Problem statement:
Reproduce all entries precisely, down to the last character.

Record list:

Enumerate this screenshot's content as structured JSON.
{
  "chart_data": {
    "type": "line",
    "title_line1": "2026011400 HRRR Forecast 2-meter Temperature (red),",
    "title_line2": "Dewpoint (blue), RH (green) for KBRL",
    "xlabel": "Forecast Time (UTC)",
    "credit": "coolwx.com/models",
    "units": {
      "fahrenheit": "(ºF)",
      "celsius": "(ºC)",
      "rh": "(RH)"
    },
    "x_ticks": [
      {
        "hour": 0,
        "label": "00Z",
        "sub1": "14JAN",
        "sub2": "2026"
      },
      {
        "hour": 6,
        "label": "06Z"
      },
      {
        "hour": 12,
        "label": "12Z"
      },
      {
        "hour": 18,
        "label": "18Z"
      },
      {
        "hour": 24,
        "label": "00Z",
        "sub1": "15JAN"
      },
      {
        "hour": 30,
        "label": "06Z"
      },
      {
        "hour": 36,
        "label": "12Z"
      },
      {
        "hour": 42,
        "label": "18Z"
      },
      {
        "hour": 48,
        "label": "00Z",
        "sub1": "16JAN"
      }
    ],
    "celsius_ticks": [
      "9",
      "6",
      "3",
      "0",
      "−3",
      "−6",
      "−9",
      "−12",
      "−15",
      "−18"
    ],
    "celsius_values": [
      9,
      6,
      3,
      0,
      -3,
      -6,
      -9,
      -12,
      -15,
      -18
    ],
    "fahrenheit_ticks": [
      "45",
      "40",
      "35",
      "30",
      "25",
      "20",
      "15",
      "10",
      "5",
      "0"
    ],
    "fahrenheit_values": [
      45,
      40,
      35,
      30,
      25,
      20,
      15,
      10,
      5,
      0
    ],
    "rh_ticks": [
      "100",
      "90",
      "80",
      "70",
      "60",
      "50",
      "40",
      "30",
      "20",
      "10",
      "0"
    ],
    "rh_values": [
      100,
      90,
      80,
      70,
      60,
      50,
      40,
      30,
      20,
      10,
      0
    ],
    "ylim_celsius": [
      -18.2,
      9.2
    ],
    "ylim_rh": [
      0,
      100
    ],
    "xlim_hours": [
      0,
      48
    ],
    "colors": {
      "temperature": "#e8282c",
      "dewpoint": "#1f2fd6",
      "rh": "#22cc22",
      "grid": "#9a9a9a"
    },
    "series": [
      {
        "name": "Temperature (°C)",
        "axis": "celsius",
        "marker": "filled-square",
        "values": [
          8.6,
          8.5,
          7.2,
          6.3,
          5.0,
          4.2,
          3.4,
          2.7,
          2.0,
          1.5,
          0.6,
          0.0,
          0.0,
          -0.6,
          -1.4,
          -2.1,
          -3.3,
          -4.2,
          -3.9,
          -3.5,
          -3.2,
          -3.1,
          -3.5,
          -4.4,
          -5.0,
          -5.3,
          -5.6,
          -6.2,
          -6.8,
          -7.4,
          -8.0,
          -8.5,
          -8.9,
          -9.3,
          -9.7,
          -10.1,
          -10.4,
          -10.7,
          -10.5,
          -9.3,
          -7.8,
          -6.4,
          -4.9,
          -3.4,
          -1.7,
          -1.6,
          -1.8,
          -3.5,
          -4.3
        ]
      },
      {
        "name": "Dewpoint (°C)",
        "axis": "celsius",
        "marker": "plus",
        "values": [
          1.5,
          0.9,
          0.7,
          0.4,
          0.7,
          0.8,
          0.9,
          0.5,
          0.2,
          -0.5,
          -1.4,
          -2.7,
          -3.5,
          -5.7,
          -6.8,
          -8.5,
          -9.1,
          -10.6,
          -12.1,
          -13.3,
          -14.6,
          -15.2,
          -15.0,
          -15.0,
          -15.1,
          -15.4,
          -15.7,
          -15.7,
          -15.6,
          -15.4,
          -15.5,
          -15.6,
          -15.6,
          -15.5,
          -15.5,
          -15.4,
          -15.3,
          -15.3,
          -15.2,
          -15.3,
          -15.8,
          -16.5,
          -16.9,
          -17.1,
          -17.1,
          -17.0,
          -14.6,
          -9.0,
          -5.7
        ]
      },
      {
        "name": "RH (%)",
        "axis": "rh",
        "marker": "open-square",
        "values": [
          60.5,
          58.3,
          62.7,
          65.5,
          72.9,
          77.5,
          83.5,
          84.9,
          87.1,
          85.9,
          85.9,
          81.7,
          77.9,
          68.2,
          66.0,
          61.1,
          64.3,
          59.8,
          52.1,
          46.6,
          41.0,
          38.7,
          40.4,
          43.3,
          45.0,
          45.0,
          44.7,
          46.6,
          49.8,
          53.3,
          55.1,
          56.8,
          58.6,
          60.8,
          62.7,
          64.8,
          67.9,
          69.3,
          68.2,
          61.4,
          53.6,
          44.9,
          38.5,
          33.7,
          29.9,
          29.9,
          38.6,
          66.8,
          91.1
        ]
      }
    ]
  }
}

Correct result:
Enumerate this screenshot's content as structured JSON.
{
  "chart_data": {
    "type": "line",
    "title_line1": "2026011400 HRRR Forecast 2-meter Temperature (red),",
    "title_line2": "Dewpoint (blue), RH (green) for KBRL",
    "xlabel": "Forecast Time (UTC)",
    "credit": "coolwx.com/models",
    "units": {
      "fahrenheit": "(ºF)",
      "celsius": "(ºC)",
      "rh": "(RH)"
    },
    "x_ticks": [
      {
        "hour": 0,
        "label": "00Z",
        "sub1": "14JAN",
        "sub2": "2026"
      },
      {
        "hour": 6,
        "label": "06Z"
      },
      {
        "hour": 12,
        "label": "12Z"
      },
      {
        "hour": 18,
        "label": "18Z"
      },
      {
        "hour": 24,
        "label": "00Z",
        "sub1": "15JAN"
      },
      {
        "hour": 30,
        "label": "06Z"
      },
      {
        "hour": 36,
        "label": "12Z"
      },
      {
        "hour": 42,
        "label": "18Z"
      },
      {
        "hour": 48,
        "label": "00Z",
        "sub1": "16JAN"
      }
    ],
    "celsius_ticks": [
      "9",
      "6",
      "3",
      "0",
      "−3",
      "−6",
      "−9",
      "−12",
      "−15",
      "−18"
    ],
    "celsius_values": [
      9,
      6,
      3,
      0,
      -3,
      -6,
      -9,
      -12,
      -15,
      -18
    ],
    "fahrenheit_ticks": [
      "45",
      "40",
      "35",
      "30",
      "25",
      "20",
      "15",
      "10",
      "5",
      "0"
    ],
    "fahrenheit_values": [
      45,
      40,
      35,
      30,
      25,
      20,
      15,
      10,
      5,
      0
    ],
    "rh_ticks": [
      "100",
      "90",
      "80",
      "70",
      "60",
      "50",
      "40",
      "30",
      "20",
      "10",
      "0"
    ],
    "rh_values": [
      100,
      90,
      80,
      70,
      60,
      50,
      40,
      30,
      20,
      10,
      0
    ],
    "ylim_celsius": [
      -18.2,
      9.2
    ],
    "ylim_rh": [
      0,
      100
    ],
    "xlim_hours": [
      0,
      48
    ],
    "colors": {
      "temperature": "#e8282c",
      "dewpoint": "#1f2fd6",
      "rh": "#22cc22",
      "grid": "#9a9a9a"
    },
    "series": [
      {
        "name": "Temperature (°C)",
        "axis": "celsius",
        "marker": "filled-square",
        "values": [
          8.6,
          8.5,
          7.2,
          6.3,
          5.0,
          4.2,
          3.4,
          2.7,
          2.0,
          1.5,
          0.6,
          0.0,
          0.0,
          -0.6,
          -1.4,
          -2.1,
          -3.3,
          -4.2,
          -3.9,
          -3.5,
          -3.2,
          -3.1,
          -3.5,
          -4.4,
          -5.0,
          -5.3,
          -5.6,
          -6.2,
          -6.8,
          -7.4,
          -8.0,
          -8.5,
          -8.9,
          -9.3,
          -9.7,
          -10.1,
          -10.4,
          -10.7,
          -10.5,
          -9.3,
          -7.8,
          -6.4,
          -4.9,
          -3.4,
          -1.7,
          -1.6,
          -1.8,
          -3.5,
          -4.3
        ]
      },
      {
        "name": "Dewpoint (°C)",
        "axis": "celsius",
        "marker": "plus",
        "values": [
          1.5,
          0.9,
          0.7,
          0.4,
          0.7,
          0.8,
          0.9,
          0.5,
          0.2,
          -0.5,
          -1.4,
          -2.7,
          -3.5,
          -5.7,
          -6.8,
          -8.5,
          -9.1,
          -10.6,
          -12.1,
          -13.3,
          -14.6,
          -15.2,
          -15.0,
          -15.0,
          -15.1,
          -15.4,
          -15.7,
          -15.7,
          -15.6,
          -15.4,
          -15.5,
          -15.6,
          -15.6,
          -15.5,
          -15.5,
          -15.4,
          -15.3,
          -15.3,
          -15.2,
          -15.3,
          -15.8,
          -16.5,
          -16.9,
          -17.1,
          -17.1,
          -17.0,
          -14.6,
          -9.0,
          -5.7
        ]
      },
      {
        "name": "RH (%)",
        "axis": "rh",
        "marker": "open-square",
        "values": [
          60.5,
          58.3,
          62.7,
          65.5,
          72.9,
          77.5,
          83.5,
          84.9,
          87.1,
          85.9,
          85.9,
          81.7,
          77.9,
          68.2,
          66.0,
          61.1,
          64.3,
          59.8,
          52.1,
          46.6,
          41.0,
          38.7,
          40.4,
          43.3,
          45.0,
          45.0,
          44.7,
          46.6,
          49.8,
          53.3,
          55.1,
          56.8,
          58.6,
          60.8,
          62.7,
          64.8,
          67.9,
          69.3,
          68.2,
          61.4,
          53.6,
          44.9,
          38.5,
          33.7,
          29.9,
          29.9,
          38.6,
          66.8,
          91.1
        ]
      }
    ]
  }
}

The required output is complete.